→ **Supplied entries**:
--------------------

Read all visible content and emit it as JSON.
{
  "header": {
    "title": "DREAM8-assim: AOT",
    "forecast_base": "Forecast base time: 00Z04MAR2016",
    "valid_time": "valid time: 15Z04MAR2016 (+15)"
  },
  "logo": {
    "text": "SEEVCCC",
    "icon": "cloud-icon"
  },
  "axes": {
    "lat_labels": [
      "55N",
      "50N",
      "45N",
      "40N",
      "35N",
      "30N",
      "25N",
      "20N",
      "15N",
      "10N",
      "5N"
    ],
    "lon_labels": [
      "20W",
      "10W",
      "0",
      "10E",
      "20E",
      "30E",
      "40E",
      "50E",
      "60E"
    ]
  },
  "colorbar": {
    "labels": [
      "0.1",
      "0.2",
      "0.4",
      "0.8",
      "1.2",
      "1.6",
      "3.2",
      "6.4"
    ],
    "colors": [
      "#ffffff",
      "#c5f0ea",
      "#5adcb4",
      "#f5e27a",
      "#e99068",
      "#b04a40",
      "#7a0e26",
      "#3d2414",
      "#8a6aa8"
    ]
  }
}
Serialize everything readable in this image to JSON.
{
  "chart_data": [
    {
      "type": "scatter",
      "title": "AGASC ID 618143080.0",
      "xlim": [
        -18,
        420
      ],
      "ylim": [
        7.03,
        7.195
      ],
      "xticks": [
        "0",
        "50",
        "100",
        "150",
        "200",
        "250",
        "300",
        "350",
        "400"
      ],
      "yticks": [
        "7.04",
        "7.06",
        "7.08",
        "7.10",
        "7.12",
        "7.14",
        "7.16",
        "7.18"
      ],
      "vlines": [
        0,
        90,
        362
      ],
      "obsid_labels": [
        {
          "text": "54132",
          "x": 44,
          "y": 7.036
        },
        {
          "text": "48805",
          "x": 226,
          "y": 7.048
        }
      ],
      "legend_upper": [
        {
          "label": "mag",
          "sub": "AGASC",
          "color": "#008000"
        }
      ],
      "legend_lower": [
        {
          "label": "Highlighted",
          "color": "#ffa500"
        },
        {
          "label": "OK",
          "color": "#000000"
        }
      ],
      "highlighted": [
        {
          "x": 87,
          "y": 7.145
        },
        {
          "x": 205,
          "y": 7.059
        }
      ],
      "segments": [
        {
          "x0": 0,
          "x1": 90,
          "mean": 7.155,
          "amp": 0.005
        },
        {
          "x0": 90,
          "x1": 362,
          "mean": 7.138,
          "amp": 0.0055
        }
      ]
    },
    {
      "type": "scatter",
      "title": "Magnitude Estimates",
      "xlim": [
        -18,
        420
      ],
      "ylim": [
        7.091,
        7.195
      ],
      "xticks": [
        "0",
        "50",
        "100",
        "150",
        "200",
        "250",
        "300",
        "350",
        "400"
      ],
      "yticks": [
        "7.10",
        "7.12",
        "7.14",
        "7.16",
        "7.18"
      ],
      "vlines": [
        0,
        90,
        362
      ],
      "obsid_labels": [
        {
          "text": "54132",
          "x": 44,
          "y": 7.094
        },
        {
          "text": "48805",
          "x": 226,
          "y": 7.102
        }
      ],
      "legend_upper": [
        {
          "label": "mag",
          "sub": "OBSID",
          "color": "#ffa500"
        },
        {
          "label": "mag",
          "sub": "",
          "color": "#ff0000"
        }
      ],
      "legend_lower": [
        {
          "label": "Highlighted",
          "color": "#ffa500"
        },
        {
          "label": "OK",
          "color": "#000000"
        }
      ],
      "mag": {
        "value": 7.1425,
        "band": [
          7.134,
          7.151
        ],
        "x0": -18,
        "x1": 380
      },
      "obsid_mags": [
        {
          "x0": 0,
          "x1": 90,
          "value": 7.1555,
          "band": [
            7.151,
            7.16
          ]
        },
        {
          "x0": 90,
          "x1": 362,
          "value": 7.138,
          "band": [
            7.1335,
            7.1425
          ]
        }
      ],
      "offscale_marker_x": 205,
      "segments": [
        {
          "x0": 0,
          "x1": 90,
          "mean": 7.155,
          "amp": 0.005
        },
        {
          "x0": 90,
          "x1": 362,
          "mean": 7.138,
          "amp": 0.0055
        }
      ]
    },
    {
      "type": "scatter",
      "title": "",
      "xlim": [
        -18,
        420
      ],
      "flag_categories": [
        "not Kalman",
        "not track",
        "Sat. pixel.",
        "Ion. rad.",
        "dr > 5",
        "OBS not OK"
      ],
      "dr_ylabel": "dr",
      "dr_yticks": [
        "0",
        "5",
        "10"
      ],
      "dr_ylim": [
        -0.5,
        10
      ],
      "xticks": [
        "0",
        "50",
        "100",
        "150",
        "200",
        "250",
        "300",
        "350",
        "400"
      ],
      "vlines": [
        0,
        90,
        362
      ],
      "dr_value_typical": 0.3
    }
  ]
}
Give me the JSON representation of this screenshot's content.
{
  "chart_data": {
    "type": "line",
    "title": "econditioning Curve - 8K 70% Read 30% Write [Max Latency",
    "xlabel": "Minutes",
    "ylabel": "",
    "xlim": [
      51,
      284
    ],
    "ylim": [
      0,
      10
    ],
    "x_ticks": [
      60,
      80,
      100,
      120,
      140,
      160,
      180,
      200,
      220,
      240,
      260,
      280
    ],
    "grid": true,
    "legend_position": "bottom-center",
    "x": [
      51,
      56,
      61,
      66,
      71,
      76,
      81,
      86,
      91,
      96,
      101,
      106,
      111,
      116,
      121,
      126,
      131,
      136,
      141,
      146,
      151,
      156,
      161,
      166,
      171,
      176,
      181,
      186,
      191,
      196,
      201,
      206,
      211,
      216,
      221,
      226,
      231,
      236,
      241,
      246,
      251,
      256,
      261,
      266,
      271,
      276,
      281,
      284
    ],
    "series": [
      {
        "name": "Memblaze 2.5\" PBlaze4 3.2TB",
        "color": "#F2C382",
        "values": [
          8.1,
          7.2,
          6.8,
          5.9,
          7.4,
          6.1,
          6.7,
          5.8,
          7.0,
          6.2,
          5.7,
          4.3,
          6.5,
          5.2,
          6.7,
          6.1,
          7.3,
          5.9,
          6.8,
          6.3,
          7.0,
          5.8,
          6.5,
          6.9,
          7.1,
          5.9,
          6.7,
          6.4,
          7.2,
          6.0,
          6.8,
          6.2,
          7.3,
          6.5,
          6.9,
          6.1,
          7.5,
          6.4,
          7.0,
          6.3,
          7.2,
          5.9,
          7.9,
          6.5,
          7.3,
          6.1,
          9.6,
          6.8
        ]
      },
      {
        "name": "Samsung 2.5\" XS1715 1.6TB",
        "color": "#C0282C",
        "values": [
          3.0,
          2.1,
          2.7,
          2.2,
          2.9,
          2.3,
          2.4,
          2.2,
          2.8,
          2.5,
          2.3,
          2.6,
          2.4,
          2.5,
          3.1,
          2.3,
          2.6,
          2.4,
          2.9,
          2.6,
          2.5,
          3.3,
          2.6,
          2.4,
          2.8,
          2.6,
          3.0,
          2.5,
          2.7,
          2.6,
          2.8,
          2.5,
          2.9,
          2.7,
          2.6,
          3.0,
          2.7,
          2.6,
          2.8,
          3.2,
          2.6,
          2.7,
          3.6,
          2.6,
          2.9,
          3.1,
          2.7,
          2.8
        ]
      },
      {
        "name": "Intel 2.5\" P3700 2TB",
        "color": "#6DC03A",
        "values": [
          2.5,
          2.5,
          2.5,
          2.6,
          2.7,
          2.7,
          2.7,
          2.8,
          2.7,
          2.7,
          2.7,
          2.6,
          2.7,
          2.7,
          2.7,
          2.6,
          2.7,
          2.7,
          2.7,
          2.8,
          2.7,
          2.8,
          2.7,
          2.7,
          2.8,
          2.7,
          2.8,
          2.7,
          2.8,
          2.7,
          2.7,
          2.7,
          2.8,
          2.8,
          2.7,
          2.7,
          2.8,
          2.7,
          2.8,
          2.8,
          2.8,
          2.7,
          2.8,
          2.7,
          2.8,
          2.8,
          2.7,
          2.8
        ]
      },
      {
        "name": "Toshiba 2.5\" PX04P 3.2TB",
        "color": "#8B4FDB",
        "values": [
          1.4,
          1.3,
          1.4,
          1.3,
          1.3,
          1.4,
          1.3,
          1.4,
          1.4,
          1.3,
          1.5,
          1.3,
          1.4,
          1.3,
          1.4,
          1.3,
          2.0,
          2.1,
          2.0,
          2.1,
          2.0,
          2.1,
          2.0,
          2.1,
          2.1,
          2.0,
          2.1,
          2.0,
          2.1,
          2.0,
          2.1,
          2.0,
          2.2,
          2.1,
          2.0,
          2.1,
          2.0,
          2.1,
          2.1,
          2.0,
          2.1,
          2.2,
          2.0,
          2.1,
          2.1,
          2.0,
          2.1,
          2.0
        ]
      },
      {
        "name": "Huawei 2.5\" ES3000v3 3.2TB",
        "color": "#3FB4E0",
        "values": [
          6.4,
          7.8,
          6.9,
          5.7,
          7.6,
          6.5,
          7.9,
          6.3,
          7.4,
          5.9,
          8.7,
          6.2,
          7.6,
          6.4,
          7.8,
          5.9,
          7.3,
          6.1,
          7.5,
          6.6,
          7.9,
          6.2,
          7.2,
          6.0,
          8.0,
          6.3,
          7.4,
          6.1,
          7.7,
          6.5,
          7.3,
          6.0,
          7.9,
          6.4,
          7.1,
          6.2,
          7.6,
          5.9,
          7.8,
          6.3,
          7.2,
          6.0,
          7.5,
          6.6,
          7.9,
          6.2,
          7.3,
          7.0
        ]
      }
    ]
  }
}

--------------------

→ **Exercise description**: Which lines hold the string "JSON"? Copy all of them from the data above.

→ **Correct answer**:
Read all visible content and emit it as JSON.
Serialize everything readable in this image to JSON.
Give me the JSON representation of this screenshot's content.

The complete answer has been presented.